Text excerpt:
BEGIN

The statistically significant relationship between preoperative CA-125 values and poor prognostic histopathologic indicators of EC suggest that routine use of this test may of help to decide the need of more aggressive surgical staging and complete lymphadenectomy, especially for those with apparently early stage disease and those who prefer fertility preserving procedures. The association of preoperative CA-125 level with advanced stage endometrial cancer has been shown by many researchers, but the optimal cut-off value that has the best sensitivity and specificity in determining the extent of the disease still not clearly defined [26]. Yu-Li Chen et al, 2011 and Chin-Hsiung Hsieh et al, 2002 suggested that 40 U/ml would be a better cut-off value than 35 U/ml with a better sensitivity and specificity in predicting lymph nodes metastasis and the need for lymphadenectomy in EC patients [27, 28]. On the other hand, Modarres-Gilani et al, 2017, Jiang et al, 2015 and Nicklin et al, 2011 suggested lowering the cut-off value to 20, 25 and 30 U/ml respectively to predict advanced disease and worse survival in EC patients[13,18,29]. In a study done by Choi et al, 2005 who examined 42 patients, they found a statistically significant association between preoperative CA-125 levels and deep myometrial invasion, advanced stage, extra-uterine disease, and LN metastasis. They determined the optimal cut-off values for extra-uterine disease and LN metastasis to be 30 IU/ml and 50 IU/ml, respectively [30].
The findings of our study, and in agreement with the results of the studies mentioned above, showed that a CA-125 value of 30.25 U /ml was an optimal cut-off value in predicting deep myometrial invasion and extra-uterine disease. By using this cut-off value we would be able to detect 63.2% of the patients with deep myometrial invasion and 75% of the patients with extra-uterine disease preoperatively, with a specificity of 85.3% and 86.5%, respectively. On the other hand, CA-125 level of 44.6 U/ml was the optimal cut-off point for prediction of lymph nodes metastasis with a sensitivity and a specificity of 66.7% and 85.4%, respectively. Lowering the cut-off values would increase the sensitivity of the test on the expense of decreased specificity.

END

Directions:
- 1) List every study that the CA-125 passage cites by author name and year.
- 2) Write a continuation of the CA-125 passage on endometrial cancer, picking up after its final sentence.
The entries that follow are not needed for the work on the CA-125 passage.

Stored data:
BEGIN

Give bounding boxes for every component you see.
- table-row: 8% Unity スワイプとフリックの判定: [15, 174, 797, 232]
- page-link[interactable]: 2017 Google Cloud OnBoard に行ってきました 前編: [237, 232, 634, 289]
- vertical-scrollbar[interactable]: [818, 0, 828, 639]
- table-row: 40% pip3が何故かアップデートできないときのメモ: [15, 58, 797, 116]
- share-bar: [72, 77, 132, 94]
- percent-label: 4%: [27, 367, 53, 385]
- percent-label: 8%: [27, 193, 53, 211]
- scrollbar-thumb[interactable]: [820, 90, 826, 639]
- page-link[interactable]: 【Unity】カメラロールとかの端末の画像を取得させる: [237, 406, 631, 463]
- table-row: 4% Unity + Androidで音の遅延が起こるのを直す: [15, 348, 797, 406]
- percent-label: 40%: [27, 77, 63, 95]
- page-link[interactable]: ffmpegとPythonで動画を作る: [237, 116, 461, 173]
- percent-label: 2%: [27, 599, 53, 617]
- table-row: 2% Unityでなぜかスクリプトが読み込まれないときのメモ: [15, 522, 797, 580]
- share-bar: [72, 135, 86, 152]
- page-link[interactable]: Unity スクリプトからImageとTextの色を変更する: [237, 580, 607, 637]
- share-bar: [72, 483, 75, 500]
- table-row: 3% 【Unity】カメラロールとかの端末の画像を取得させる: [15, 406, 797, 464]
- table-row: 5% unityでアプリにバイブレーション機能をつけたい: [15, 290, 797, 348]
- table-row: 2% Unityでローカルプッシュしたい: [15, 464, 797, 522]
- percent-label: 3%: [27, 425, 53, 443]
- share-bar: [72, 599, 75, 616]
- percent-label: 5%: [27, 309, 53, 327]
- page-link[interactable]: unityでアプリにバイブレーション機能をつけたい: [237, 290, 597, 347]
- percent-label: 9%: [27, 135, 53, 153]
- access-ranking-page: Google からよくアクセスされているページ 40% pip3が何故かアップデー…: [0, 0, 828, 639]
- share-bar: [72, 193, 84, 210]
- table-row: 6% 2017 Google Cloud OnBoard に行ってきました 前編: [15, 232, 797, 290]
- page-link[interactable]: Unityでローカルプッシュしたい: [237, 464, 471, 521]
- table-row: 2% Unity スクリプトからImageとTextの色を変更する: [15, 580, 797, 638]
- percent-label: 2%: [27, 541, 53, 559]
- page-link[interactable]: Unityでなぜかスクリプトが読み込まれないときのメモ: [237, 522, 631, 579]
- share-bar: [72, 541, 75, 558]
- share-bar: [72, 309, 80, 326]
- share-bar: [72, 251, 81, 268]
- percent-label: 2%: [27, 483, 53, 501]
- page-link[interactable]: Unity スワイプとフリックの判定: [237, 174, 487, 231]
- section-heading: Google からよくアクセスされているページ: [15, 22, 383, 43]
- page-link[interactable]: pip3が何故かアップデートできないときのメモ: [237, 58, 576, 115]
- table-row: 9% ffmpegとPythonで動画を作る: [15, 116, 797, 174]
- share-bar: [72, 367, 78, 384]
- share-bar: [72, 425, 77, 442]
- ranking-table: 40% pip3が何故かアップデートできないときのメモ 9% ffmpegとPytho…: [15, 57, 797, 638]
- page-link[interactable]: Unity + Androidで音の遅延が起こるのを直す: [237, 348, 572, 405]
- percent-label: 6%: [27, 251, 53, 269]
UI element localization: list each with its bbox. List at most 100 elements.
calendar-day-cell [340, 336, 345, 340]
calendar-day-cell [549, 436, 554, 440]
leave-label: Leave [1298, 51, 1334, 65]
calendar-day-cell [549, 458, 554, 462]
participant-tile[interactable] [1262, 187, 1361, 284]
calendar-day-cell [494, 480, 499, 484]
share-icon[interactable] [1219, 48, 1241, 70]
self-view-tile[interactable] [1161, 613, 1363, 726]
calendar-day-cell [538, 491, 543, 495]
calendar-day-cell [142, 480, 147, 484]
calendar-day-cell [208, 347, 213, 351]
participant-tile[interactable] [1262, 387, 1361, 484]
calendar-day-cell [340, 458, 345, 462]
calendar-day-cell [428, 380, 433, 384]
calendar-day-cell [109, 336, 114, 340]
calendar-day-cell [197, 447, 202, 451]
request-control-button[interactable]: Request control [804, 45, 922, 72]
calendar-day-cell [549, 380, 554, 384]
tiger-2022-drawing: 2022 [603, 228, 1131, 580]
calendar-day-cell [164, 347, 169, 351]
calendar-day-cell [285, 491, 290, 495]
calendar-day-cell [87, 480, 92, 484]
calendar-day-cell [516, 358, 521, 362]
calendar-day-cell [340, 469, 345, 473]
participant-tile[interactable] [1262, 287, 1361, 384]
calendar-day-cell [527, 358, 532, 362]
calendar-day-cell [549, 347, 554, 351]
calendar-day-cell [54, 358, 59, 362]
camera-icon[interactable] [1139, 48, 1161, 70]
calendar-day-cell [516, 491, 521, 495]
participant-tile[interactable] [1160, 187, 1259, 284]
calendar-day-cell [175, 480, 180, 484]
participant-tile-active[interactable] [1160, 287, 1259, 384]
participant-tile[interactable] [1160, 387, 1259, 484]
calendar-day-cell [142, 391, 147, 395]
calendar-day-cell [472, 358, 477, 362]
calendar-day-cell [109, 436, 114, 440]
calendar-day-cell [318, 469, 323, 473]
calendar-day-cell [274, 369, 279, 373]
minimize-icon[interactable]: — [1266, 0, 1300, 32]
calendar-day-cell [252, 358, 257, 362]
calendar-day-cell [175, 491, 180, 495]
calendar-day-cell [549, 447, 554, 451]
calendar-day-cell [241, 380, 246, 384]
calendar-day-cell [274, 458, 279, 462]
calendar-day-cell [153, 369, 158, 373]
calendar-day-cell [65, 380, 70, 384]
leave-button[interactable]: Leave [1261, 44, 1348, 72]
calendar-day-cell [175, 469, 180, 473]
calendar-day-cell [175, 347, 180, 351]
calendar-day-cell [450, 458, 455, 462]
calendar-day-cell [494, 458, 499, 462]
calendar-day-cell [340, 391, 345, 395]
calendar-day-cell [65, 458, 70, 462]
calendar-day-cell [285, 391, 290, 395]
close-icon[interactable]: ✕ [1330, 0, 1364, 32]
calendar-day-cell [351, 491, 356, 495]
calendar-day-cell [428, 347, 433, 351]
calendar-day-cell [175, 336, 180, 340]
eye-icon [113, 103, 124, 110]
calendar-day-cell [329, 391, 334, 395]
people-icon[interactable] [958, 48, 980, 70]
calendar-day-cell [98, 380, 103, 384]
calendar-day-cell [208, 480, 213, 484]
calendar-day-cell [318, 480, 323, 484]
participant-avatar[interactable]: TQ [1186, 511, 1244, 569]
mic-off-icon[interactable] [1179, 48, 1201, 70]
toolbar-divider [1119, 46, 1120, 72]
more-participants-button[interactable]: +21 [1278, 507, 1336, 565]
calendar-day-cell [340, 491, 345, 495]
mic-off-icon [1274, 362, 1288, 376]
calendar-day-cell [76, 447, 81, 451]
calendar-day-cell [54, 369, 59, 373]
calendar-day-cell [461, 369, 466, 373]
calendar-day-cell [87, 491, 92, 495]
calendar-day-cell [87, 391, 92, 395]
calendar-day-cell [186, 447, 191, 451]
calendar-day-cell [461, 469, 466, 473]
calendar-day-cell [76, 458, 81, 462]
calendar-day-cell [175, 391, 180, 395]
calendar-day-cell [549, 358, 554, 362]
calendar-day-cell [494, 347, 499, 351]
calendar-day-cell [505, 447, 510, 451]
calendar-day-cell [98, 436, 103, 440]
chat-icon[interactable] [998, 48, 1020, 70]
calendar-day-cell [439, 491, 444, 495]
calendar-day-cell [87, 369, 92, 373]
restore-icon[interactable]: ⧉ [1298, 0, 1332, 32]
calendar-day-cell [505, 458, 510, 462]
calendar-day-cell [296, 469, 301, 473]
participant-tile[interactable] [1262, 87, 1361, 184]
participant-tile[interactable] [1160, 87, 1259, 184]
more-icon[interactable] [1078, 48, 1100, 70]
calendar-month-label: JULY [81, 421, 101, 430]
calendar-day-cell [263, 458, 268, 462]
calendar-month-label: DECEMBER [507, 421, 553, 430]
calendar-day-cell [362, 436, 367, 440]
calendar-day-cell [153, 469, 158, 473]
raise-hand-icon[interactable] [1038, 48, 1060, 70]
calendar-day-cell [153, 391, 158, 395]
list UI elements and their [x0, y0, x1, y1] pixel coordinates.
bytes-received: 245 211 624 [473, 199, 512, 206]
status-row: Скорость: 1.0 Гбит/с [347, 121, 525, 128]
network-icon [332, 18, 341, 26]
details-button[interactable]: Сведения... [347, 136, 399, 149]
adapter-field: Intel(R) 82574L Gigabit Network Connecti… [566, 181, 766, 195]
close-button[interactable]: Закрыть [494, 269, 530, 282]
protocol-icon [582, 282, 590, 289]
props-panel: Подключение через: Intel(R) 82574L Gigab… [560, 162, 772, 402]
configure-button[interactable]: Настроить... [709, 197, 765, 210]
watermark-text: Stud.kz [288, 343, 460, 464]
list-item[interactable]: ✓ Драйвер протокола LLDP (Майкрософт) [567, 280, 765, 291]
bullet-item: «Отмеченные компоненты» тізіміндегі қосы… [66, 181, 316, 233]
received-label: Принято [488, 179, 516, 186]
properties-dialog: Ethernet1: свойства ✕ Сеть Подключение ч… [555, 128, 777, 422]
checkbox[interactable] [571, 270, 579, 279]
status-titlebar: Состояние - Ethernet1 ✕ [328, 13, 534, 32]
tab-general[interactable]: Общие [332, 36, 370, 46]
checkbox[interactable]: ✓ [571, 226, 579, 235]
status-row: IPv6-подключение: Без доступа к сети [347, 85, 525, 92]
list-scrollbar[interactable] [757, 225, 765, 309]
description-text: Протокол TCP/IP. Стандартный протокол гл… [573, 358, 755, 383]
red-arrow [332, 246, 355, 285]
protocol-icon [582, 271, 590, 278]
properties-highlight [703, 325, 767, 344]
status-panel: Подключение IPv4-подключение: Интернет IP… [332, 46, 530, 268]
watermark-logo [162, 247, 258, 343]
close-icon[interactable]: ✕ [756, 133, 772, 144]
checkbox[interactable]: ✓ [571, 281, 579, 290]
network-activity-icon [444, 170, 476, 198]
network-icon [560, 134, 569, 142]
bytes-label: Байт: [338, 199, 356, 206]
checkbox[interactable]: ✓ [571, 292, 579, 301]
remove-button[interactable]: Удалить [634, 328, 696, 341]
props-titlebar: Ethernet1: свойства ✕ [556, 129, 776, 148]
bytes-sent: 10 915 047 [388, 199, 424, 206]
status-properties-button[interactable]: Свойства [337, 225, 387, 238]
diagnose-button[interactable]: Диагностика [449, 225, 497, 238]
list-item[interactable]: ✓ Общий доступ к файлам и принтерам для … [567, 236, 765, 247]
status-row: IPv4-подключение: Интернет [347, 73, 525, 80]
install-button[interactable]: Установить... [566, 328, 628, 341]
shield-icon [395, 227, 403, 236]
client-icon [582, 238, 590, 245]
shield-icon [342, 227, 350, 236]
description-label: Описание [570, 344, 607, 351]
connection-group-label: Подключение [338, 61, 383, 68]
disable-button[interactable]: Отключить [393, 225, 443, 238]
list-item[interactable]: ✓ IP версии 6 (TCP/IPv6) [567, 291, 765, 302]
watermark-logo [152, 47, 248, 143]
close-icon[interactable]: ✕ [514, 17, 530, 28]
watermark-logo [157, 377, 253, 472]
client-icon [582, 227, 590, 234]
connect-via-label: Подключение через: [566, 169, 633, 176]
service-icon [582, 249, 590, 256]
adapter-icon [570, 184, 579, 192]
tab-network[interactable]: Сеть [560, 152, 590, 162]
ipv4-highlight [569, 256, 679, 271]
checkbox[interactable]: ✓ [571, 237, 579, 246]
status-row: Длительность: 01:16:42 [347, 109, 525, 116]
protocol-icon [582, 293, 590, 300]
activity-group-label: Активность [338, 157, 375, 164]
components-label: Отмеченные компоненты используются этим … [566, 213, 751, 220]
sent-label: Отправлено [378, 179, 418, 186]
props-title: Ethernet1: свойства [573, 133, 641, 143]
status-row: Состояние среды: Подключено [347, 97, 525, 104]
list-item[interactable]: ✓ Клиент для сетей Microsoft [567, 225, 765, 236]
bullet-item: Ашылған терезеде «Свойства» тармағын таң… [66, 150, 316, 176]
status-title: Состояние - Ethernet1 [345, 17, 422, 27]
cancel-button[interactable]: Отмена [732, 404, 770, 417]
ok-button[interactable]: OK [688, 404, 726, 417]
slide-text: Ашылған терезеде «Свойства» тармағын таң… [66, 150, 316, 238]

END

Responses in order:
- 1)
- Yu-Li Chen et al, 2011
- Chin-Hsiung Hsieh et al, 2002
- Modarres-Gilani et al, 2017
- Jiang et al, 2015
- Nicklin et al, 2011
- Choi et al, 2005

- 2)
Limitations of the study included its retrospective nature, small sample size of this single-centre study, selection bias that could result from the exclusion of patients without preoperative CA-125 results and incomplete surgical staging. In addition, no comparison could be obtained regarding their progression-free and overall survival due to incomplete electronic data saving and lack of accurate survival information for most of the patients.
Conclusion
In summary, although limited number, the results of our study revealed that preoperative CA-125 testing has a significant association with the adverse prognostic parameters and pathologic predictors of aggressive disease. Routine use of preoperative CA-125 test may help to define high risk patients with apparently early stage disease who need more comprehensive staging studies, more aggressive surgical staging procedures and more frequent and careful follow up that could help to improve prognosis and survival of patients with endometrial cancer. Furthermore, the stratification of the cut-off values according to specific pathologic characteristics would improve the prognostic relevance of the test.
Aknowledgement
We, the authors would like to express our deep respect and sincere appreciation to all the gynaecologic oncologists at the gynaecologic oncology clinic in the Oncology Teaching Hospital in Baghdad for providing all the support, advice and cooperation needed to complete this study.
Competing Interest
The authors declare that they have no competing interests. The authors received no financial support for the research, authorship, and/or publication of this article.